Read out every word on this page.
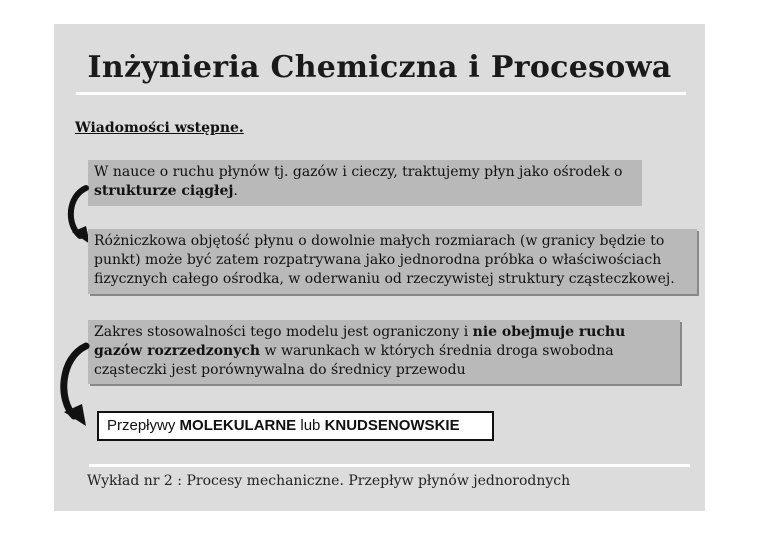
Inżynieria Chemiczna i Procesowa
Wiadomości wstępne.
W nauce o ruchu płynów tj. gazów i cieczy, traktujemy płyn jako ośrodek o strukturze ciągłej.
Różniczkowa objętość płynu o dowolnie małych rozmiarach (w granicy będzie to punkt) może być zatem rozpatrywana jako jednorodna próbka o właściwościach fizycznych całego ośrodka, w oderwaniu od rzeczywistej struktury cząsteczkowej.
Zakres stosowalności tego modelu jest ograniczony i nie obejmuje ruchu gazów rozrzedzonych w warunkach w których średnia droga swobodna cząsteczki jest porównywalna do średnicy przewodu
Przepływy MOLEKULARNE lub KNUDSENOWSKIE
Wykład nr 2 : Procesy mechaniczne. Przepływ płynów jednorodnych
• • • • • • •
- **What is needed**:
Write out the records above exactly as they appear, leaving out any pictures.

- **Task response**:
Read out every word on this page.
Inżynieria Chemiczna i Procesowa
Wiadomości wstępne.
W nauce o ruchu płynów tj. gazów i cieczy, traktujemy płyn jako ośrodek o strukturze ciągłej.
Różniczkowa objętość płynu o dowolnie małych rozmiarach (w granicy będzie to punkt) może być zatem rozpatrywana jako jednorodna próbka o właściwościach fizycznych całego ośrodka, w oderwaniu od rzeczywistej struktury cząsteczkowej.
Zakres stosowalności tego modelu jest ograniczony i nie obejmuje ruchu gazów rozrzedzonych w warunkach w których średnia droga swobodna cząsteczki jest porównywalna do średnicy przewodu
Przepływy MOLEKULARNE lub KNUDSENOWSKIE
Wykład nr 2 : Procesy mechaniczne. Przepływ płynów jednorodnych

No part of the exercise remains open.